■ Task to complete ■
Return all of the entries exactly as written.

---------- Input material ----------

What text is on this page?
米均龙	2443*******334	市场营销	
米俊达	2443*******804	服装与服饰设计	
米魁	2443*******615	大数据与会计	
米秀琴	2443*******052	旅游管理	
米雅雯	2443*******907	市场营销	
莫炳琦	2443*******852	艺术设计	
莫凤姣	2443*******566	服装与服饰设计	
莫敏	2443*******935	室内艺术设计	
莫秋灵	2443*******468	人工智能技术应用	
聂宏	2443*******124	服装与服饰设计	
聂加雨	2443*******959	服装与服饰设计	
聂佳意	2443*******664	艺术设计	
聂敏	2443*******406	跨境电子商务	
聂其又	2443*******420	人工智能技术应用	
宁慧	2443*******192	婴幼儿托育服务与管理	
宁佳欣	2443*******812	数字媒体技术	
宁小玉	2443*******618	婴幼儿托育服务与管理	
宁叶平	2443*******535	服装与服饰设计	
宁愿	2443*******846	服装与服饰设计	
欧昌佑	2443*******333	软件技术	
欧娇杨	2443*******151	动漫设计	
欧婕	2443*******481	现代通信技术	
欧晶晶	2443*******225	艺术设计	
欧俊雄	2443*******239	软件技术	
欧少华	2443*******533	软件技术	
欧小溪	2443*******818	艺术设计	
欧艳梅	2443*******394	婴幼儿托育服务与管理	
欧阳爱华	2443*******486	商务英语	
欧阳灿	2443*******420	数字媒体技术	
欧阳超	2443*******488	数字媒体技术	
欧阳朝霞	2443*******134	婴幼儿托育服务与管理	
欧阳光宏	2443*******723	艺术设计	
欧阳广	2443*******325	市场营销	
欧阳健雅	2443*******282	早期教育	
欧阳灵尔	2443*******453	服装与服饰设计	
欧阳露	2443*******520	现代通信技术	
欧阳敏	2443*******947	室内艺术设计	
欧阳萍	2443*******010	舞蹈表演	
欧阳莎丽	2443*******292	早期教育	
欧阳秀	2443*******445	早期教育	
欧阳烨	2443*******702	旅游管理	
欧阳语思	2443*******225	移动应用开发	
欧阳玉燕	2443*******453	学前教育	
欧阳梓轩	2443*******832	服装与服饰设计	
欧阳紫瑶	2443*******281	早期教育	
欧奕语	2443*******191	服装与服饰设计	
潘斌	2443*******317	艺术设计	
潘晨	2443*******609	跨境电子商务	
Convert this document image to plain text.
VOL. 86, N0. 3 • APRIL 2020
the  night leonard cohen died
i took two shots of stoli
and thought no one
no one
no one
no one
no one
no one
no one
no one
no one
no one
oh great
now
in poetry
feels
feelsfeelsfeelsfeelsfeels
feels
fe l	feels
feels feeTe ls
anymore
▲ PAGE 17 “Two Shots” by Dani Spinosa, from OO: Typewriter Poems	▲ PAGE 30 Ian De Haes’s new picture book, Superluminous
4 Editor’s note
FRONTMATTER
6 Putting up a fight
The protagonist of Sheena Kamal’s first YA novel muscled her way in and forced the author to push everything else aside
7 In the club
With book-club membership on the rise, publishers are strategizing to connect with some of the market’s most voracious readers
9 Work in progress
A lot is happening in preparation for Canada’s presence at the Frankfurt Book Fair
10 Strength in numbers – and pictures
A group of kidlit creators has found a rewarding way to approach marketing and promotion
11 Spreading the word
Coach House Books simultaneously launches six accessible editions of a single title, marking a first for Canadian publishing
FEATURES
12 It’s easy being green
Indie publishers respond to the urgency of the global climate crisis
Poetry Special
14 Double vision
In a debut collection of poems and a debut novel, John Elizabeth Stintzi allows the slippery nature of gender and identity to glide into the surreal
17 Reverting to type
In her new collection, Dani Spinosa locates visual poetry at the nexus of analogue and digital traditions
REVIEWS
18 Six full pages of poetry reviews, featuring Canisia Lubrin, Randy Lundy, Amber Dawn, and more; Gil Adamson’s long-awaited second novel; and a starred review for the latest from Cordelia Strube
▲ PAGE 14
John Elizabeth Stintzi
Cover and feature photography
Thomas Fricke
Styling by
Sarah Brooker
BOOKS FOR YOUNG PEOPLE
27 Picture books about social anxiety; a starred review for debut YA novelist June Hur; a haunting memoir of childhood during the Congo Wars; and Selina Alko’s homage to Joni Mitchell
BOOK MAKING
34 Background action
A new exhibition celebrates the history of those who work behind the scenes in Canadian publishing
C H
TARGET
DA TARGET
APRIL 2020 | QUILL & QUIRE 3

----------

■ Exercise result ■
What text is on this page?
米均龙	2443*******334	市场营销	
米俊达	2443*******804	服装与服饰设计	
米魁	2443*******615	大数据与会计	
米秀琴	2443*******052	旅游管理	
米雅雯	2443*******907	市场营销	
莫炳琦	2443*******852	艺术设计	
莫凤姣	2443*******566	服装与服饰设计	
莫敏	2443*******935	室内艺术设计	
莫秋灵	2443*******468	人工智能技术应用	
聂宏	2443*******124	服装与服饰设计	
聂加雨	2443*******959	服装与服饰设计	
聂佳意	2443*******664	艺术设计	
聂敏	2443*******406	跨境电子商务	
聂其又	2443*******420	人工智能技术应用	
宁慧	2443*******192	婴幼儿托育服务与管理	
宁佳欣	2443*******812	数字媒体技术	
宁小玉	2443*******618	婴幼儿托育服务与管理	
宁叶平	2443*******535	服装与服饰设计	
宁愿	2443*******846	服装与服饰设计	
欧昌佑	2443*******333	软件技术	
欧娇杨	2443*******151	动漫设计	
欧婕	2443*******481	现代通信技术	
欧晶晶	2443*******225	艺术设计	
欧俊雄	2443*******239	软件技术	
欧少华	2443*******533	软件技术	
欧小溪	2443*******818	艺术设计	
欧艳梅	2443*******394	婴幼儿托育服务与管理	
欧阳爱华	2443*******486	商务英语	
欧阳灿	2443*******420	数字媒体技术	
欧阳超	2443*******488	数字媒体技术	
欧阳朝霞	2443*******134	婴幼儿托育服务与管理	
欧阳光宏	2443*******723	艺术设计	
欧阳广	2443*******325	市场营销	
欧阳健雅	2443*******282	早期教育	
欧阳灵尔	2443*******453	服装与服饰设计	
欧阳露	2443*******520	现代通信技术	
欧阳敏	2443*******947	室内艺术设计	
欧阳萍	2443*******010	舞蹈表演	
欧阳莎丽	2443*******292	早期教育	
欧阳秀	2443*******445	早期教育	
欧阳烨	2443*******702	旅游管理	
欧阳语思	2443*******225	移动应用开发	
欧阳玉燕	2443*******453	学前教育	
欧阳梓轩	2443*******832	服装与服饰设计	
欧阳紫瑶	2443*******281	早期教育	
欧奕语	2443*******191	服装与服饰设计	
潘斌	2443*******317	艺术设计	
潘晨	2443*******609	跨境电子商务	
Convert this document image to plain text.
VOL. 86, N0. 3 • APRIL 2020
the  night leonard cohen died
i took two shots of stoli
and thought no one
no one
no one
no one
no one
no one
no one
no one
no one
no one
oh great
now
in poetry
feels
feelsfeelsfeelsfeelsfeels
feels
fe l	feels
feels feeTe ls
anymore
▲ PAGE 17 “Two Shots” by Dani Spinosa, from OO: Typewriter Poems	▲ PAGE 30 Ian De Haes’s new picture book, Superluminous
4 Editor’s note
FRONTMATTER
6 Putting up a fight
The protagonist of Sheena Kamal’s first YA novel muscled her way in and forced the author to push everything else aside
7 In the club
With book-club membership on the rise, publishers are strategizing to connect with some of the market’s most voracious readers
9 Work in progress
A lot is happening in preparation for Canada’s presence at the Frankfurt Book Fair
10 Strength in numbers – and pictures
A group of kidlit creators has found a rewarding way to approach marketing and promotion
11 Spreading the word
Coach House Books simultaneously launches six accessible editions of a single title, marking a first for Canadian publishing
FEATURES
12 It’s easy being green
Indie publishers respond to the urgency of the global climate crisis
Poetry Special
14 Double vision
In a debut collection of poems and a debut novel, John Elizabeth Stintzi allows the slippery nature of gender and identity to glide into the surreal
17 Reverting to type
In her new collection, Dani Spinosa locates visual poetry at the nexus of analogue and digital traditions
REVIEWS
18 Six full pages of poetry reviews, featuring Canisia Lubrin, Randy Lundy, Amber Dawn, and more; Gil Adamson’s long-awaited second novel; and a starred review for the latest from Cordelia Strube
▲ PAGE 14
John Elizabeth Stintzi
Cover and feature photography
Thomas Fricke
Styling by
Sarah Brooker
BOOKS FOR YOUNG PEOPLE
27 Picture books about social anxiety; a starred review for debut YA novelist June Hur; a haunting memoir of childhood during the Congo Wars; and Selina Alko’s homage to Joni Mitchell
BOOK MAKING
34 Background action
A new exhibition celebrates the history of those who work behind the scenes in Canadian publishing
C H
TARGET
DA TARGET
APRIL 2020 | QUILL & QUIRE 3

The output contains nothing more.